(Beginning of Supplied data)

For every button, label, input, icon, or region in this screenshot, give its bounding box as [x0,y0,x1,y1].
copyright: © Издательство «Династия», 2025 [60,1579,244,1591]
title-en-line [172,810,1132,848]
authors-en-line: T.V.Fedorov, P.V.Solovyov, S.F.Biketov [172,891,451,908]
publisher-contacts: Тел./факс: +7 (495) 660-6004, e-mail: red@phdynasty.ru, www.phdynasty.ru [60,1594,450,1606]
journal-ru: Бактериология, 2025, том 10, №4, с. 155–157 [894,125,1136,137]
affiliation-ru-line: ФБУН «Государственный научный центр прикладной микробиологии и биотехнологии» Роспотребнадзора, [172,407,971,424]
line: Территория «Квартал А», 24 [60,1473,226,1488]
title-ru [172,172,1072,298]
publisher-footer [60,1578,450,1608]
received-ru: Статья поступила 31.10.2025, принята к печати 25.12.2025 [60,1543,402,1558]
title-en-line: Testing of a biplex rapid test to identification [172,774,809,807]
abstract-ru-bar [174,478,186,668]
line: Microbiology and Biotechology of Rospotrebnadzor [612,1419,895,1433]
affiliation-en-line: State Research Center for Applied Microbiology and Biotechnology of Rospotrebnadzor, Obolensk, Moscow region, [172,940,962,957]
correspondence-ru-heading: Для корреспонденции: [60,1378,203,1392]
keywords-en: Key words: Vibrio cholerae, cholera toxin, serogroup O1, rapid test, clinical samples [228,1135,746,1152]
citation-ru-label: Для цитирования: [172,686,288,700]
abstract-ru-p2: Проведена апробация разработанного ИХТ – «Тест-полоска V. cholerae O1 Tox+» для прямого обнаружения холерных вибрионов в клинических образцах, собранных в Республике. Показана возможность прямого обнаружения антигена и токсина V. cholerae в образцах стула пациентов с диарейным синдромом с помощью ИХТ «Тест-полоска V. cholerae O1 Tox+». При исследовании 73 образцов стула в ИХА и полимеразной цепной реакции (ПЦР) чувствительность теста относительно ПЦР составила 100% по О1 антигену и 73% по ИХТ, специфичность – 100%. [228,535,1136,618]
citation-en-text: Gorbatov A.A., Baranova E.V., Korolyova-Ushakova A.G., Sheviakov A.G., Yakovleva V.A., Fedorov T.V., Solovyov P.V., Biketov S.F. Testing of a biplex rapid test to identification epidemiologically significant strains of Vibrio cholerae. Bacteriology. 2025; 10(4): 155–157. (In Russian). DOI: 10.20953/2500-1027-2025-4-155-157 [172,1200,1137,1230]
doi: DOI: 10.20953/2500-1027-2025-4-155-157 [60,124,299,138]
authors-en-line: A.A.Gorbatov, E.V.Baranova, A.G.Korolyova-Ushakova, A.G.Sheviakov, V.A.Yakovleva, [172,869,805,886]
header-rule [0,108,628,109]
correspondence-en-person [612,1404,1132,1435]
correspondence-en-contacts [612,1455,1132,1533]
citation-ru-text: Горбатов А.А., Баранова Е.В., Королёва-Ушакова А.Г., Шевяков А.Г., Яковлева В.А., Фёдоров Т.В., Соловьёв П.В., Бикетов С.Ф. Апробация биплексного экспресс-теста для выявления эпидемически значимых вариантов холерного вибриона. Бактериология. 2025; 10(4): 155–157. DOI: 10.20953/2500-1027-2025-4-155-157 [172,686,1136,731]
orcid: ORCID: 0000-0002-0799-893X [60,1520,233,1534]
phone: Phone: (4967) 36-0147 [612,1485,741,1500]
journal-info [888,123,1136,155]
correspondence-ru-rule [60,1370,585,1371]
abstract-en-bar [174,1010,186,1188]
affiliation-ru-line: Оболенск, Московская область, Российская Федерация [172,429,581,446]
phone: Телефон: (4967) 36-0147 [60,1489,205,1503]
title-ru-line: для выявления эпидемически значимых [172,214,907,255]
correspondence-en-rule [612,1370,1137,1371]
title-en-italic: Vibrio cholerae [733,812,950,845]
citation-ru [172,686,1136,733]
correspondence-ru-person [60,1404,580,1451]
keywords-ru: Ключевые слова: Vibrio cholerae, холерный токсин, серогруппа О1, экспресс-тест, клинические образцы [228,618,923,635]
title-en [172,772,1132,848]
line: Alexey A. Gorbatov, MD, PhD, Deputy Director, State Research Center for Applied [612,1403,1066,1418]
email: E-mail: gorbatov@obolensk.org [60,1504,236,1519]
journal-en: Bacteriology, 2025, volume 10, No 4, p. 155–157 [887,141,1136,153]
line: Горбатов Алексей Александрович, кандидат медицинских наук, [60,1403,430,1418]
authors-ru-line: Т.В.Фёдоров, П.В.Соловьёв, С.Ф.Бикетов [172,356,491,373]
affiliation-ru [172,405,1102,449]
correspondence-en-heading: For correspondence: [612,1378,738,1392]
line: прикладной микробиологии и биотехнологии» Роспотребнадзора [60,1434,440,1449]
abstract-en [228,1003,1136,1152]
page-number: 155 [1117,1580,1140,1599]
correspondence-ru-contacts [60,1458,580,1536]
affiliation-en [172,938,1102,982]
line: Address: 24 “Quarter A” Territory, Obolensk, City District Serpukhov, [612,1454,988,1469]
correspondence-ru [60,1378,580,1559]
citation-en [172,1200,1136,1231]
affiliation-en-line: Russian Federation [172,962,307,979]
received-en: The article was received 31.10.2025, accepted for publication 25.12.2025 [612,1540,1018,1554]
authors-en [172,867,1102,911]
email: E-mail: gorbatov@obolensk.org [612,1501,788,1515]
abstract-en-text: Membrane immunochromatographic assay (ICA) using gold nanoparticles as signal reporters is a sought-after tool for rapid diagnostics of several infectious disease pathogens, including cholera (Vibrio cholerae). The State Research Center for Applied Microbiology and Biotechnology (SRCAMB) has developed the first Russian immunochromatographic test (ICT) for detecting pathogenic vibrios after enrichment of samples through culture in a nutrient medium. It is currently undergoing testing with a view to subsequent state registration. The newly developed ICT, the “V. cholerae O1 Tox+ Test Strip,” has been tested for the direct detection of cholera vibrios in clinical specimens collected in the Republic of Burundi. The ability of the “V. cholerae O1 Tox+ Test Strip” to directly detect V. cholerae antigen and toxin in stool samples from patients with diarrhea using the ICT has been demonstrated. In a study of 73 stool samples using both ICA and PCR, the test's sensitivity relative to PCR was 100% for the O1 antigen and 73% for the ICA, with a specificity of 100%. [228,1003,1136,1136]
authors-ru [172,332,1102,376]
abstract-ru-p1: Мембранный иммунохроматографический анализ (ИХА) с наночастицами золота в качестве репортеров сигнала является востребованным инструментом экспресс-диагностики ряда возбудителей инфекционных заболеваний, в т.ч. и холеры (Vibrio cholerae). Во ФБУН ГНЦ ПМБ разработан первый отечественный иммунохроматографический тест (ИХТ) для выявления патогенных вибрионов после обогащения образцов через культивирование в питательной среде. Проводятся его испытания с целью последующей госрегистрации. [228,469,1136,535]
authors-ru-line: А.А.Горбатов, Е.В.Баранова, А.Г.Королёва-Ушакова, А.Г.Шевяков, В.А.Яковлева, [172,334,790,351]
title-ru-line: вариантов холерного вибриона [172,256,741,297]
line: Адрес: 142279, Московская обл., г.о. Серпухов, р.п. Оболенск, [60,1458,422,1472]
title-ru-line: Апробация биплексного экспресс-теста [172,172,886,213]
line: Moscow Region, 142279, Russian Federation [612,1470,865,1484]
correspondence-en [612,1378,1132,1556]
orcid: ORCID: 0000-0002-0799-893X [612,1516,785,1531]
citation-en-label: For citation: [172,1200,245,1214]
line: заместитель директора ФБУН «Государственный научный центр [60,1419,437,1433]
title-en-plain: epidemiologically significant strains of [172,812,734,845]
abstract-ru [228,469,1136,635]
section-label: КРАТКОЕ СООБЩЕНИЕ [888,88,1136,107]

(End of Supplied data)

# Task details
Exactly as they appear above, transcribe the records in full.

# Your solution
For every button, label, input, icon, or region in this screenshot, give its bounding box as [x0,y0,x1,y1].
copyright: © Издательство «Династия», 2025 [60,1579,244,1591]
title-en-line [172,810,1132,848]
authors-en-line: T.V.Fedorov, P.V.Solovyov, S.F.Biketov [172,891,451,908]
publisher-contacts: Тел./факс: +7 (495) 660-6004, e-mail: red@phdynasty.ru, www.phdynasty.ru [60,1594,450,1606]
journal-ru: Бактериология, 2025, том 10, №4, с. 155–157 [894,125,1136,137]
affiliation-ru-line: ФБУН «Государственный научный центр прикладной микробиологии и биотехнологии» Роспотребнадзора, [172,407,971,424]
line: Территория «Квартал А», 24 [60,1473,226,1488]
title-ru [172,172,1072,298]
publisher-footer [60,1578,450,1608]
received-ru: Статья поступила 31.10.2025, принята к печати 25.12.2025 [60,1543,402,1558]
title-en-line: Testing of a biplex rapid test to identification [172,774,809,807]
abstract-ru-bar [174,478,186,668]
line: Microbiology and Biotechology of Rospotrebnadzor [612,1419,895,1433]
affiliation-en-line: State Research Center for Applied Microbiology and Biotechnology of Rospotrebnadzor, Obolensk, Moscow region, [172,940,962,957]
correspondence-ru-heading: Для корреспонденции: [60,1378,203,1392]
keywords-en: Key words: Vibrio cholerae, cholera toxin, serogroup O1, rapid test, clinical samples [228,1135,746,1152]
citation-ru-label: Для цитирования: [172,686,288,700]
abstract-ru-p2: Проведена апробация разработанного ИХТ – «Тест-полоска V. cholerae O1 Tox+» для прямого обнаружения холерных вибрионов в клинических образцах, собранных в Республике. Показана возможность прямого обнаружения антигена и токсина V. cholerae в образцах стула пациентов с диарейным синдромом с помощью ИХТ «Тест-полоска V. cholerae O1 Tox+». При исследовании 73 образцов стула в ИХА и полимеразной цепной реакции (ПЦР) чувствительность теста относительно ПЦР составила 100% по О1 антигену и 73% по ИХТ, специфичность – 100%. [228,535,1136,618]
citation-en-text: Gorbatov A.A., Baranova E.V., Korolyova-Ushakova A.G., Sheviakov A.G., Yakovleva V.A., Fedorov T.V., Solovyov P.V., Biketov S.F. Testing of a biplex rapid test to identification epidemiologically significant strains of Vibrio cholerae. Bacteriology. 2025; 10(4): 155–157. (In Russian). DOI: 10.20953/2500-1027-2025-4-155-157 [172,1200,1137,1230]
doi: DOI: 10.20953/2500-1027-2025-4-155-157 [60,124,299,138]
authors-en-line: A.A.Gorbatov, E.V.Baranova, A.G.Korolyova-Ushakova, A.G.Sheviakov, V.A.Yakovleva, [172,869,805,886]
header-rule [0,108,628,109]
correspondence-en-person [612,1404,1132,1435]
correspondence-en-contacts [612,1455,1132,1533]
citation-ru-text: Горбатов А.А., Баранова Е.В., Королёва-Ушакова А.Г., Шевяков А.Г., Яковлева В.А., Фёдоров Т.В., Соловьёв П.В., Бикетов С.Ф. Апробация биплексного экспресс-теста для выявления эпидемически значимых вариантов холерного вибриона. Бактериология. 2025; 10(4): 155–157. DOI: 10.20953/2500-1027-2025-4-155-157 [172,686,1136,731]
orcid: ORCID: 0000-0002-0799-893X [60,1520,233,1534]
phone: Phone: (4967) 36-0147 [612,1485,741,1500]
journal-info [888,123,1136,155]
correspondence-ru-rule [60,1370,585,1371]
abstract-en-bar [174,1010,186,1188]
affiliation-ru-line: Оболенск, Московская область, Российская Федерация [172,429,581,446]
phone: Телефон: (4967) 36-0147 [60,1489,205,1503]
title-ru-line: для выявления эпидемически значимых [172,214,907,255]
correspondence-en-rule [612,1370,1137,1371]
title-en-italic: Vibrio cholerae [733,812,950,845]
citation-ru [172,686,1136,733]
correspondence-ru-person [60,1404,580,1451]
keywords-ru: Ключевые слова: Vibrio cholerae, холерный токсин, серогруппа О1, экспресс-тест, клинические образцы [228,618,923,635]
title-en [172,772,1132,848]
line: Alexey A. Gorbatov, MD, PhD, Deputy Director, State Research Center for Applied [612,1403,1066,1418]
email: E-mail: gorbatov@obolensk.org [60,1504,236,1519]
journal-en: Bacteriology, 2025, volume 10, No 4, p. 155–157 [887,141,1136,153]
line: Горбатов Алексей Александрович, кандидат медицинских наук, [60,1403,430,1418]
authors-ru-line: Т.В.Фёдоров, П.В.Соловьёв, С.Ф.Бикетов [172,356,491,373]
affiliation-ru [172,405,1102,449]
correspondence-en-heading: For correspondence: [612,1378,738,1392]
line: прикладной микробиологии и биотехнологии» Роспотребнадзора [60,1434,440,1449]
abstract-en [228,1003,1136,1152]
page-number: 155 [1117,1580,1140,1599]
correspondence-ru-contacts [60,1458,580,1536]
affiliation-en [172,938,1102,982]
line: Address: 24 “Quarter A” Territory, Obolensk, City District Serpukhov, [612,1454,988,1469]
correspondence-ru [60,1378,580,1559]
citation-en [172,1200,1136,1231]
affiliation-en-line: Russian Federation [172,962,307,979]
received-en: The article was received 31.10.2025, accepted for publication 25.12.2025 [612,1540,1018,1554]
authors-en [172,867,1102,911]
email: E-mail: gorbatov@obolensk.org [612,1501,788,1515]
abstract-en-text: Membrane immunochromatographic assay (ICA) using gold nanoparticles as signal reporters is a sought-after tool for rapid diagnostics of several infectious disease pathogens, including cholera (Vibrio cholerae). The State Research Center for Applied Microbiology and Biotechnology (SRCAMB) has developed the first Russian immunochromatographic test (ICT) for detecting pathogenic vibrios after enrichment of samples through culture in a nutrient medium. It is currently undergoing testing with a view to subsequent state registration. The newly developed ICT, the “V. cholerae O1 Tox+ Test Strip,” has been tested for the direct detection of cholera vibrios in clinical specimens collected in the Republic of Burundi. The ability of the “V. cholerae O1 Tox+ Test Strip” to directly detect V. cholerae antigen and toxin in stool samples from patients with diarrhea using the ICT has been demonstrated. In a study of 73 stool samples using both ICA and PCR, the test's sensitivity relative to PCR was 100% for the O1 antigen and 73% for the ICA, with a specificity of 100%. [228,1003,1136,1136]
authors-ru [172,332,1102,376]
abstract-ru-p1: Мембранный иммунохроматографический анализ (ИХА) с наночастицами золота в качестве репортеров сигнала является востребованным инструментом экспресс-диагностики ряда возбудителей инфекционных заболеваний, в т.ч. и холеры (Vibrio cholerae). Во ФБУН ГНЦ ПМБ разработан первый отечественный иммунохроматографический тест (ИХТ) для выявления патогенных вибрионов после обогащения образцов через культивирование в питательной среде. Проводятся его испытания с целью последующей госрегистрации. [228,469,1136,535]
authors-ru-line: А.А.Горбатов, Е.В.Баранова, А.Г.Королёва-Ушакова, А.Г.Шевяков, В.А.Яковлева, [172,334,790,351]
title-ru-line: вариантов холерного вибриона [172,256,741,297]
line: Адрес: 142279, Московская обл., г.о. Серпухов, р.п. Оболенск, [60,1458,422,1472]
title-ru-line: Апробация биплексного экспресс-теста [172,172,886,213]
line: Moscow Region, 142279, Russian Federation [612,1470,865,1484]
correspondence-en [612,1378,1132,1556]
orcid: ORCID: 0000-0002-0799-893X [612,1516,785,1531]
citation-en-label: For citation: [172,1200,245,1214]
line: заместитель директора ФБУН «Государственный научный центр [60,1419,437,1433]
title-en-plain: epidemiologically significant strains of [172,812,734,845]
abstract-ru [228,469,1136,635]
section-label: КРАТКОЕ СООБЩЕНИЕ [888,88,1136,107]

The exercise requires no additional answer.